Sills, née Belle Miriam Silverman, was born in Brooklyn on May 25, 1929. Her nickname, "Bubbles," coined when the doctor who delivered her noticed that the newborn was blowing a bubble from her mouth, stuck on more than a surface level. A few years after her radio debut on Uncle Bob's Rainbow House at age four, she won a role on a radio soap opera, Our Gal Sunday, and sang in a Rinso-White TV commercial. Even at the height of her performing career, the public knew her best as the smiling, droll, down-to-earth Diva who bubbled her way through TV stints with Carol Burnett, Dick Cavett, Johnny Carson, Danny Kaye, Dinah Shore, and Miss Piggy.

Behind the smile was a history of hard work, unwavering determination, and personal pain. Her marriage to Peter B. Greenough, who died last year after a prolonged illness, produced two children with disabilities. The discovery that her daughter had profound hearing loss, and that her son was suffering from severe autism that resulted in his eventual institutionalization, led her to retire briefly in 1961. Asked later in life about her smiling disposition, she acknowledged that, given all she had gone through, she considered herself cheerful rather than happy.

PROBLEM TO SOLVE: Copy the passage about Sills from "Behind the smile" through "rather than happy.", word for word.

EXCERPTED RECORDS:

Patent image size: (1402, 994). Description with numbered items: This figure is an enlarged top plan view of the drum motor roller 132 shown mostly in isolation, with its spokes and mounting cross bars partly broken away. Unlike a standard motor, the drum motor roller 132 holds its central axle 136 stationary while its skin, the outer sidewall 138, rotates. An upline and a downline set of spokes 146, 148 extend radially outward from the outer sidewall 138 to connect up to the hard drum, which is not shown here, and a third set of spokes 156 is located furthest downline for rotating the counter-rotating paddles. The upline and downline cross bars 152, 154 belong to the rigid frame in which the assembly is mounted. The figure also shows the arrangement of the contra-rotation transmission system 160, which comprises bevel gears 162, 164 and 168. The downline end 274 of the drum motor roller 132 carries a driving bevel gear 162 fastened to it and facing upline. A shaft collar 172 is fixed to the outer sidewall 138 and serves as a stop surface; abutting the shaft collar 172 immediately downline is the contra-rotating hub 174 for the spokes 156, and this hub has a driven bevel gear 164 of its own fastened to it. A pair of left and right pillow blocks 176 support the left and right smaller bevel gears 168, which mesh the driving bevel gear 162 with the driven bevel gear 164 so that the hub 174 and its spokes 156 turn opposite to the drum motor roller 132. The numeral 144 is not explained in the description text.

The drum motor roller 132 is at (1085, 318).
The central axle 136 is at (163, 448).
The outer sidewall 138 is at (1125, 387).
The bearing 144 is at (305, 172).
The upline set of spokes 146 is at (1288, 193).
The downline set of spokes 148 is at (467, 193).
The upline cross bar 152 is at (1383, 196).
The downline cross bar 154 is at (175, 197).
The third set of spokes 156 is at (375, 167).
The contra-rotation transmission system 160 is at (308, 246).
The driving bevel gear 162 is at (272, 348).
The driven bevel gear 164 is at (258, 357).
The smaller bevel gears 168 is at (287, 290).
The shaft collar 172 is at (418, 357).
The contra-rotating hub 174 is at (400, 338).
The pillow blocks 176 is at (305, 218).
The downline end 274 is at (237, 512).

ANSWER TO THIS EXERCISE:
Behind the smile was a history of hard work, unwavering determination, and personal pain. Her marriage to Peter B. Greenough, who died last year after a prolonged illness, produced two children with disabilities. The discovery that her daughter had profound hearing loss, and that her son was suffering from severe autism that resulted in his eventual institutionalization, led her to retire briefly in 1961. Asked later in life about her smiling disposition, she acknowledged that, given all she had gone through, she considered herself cheerful rather than happy.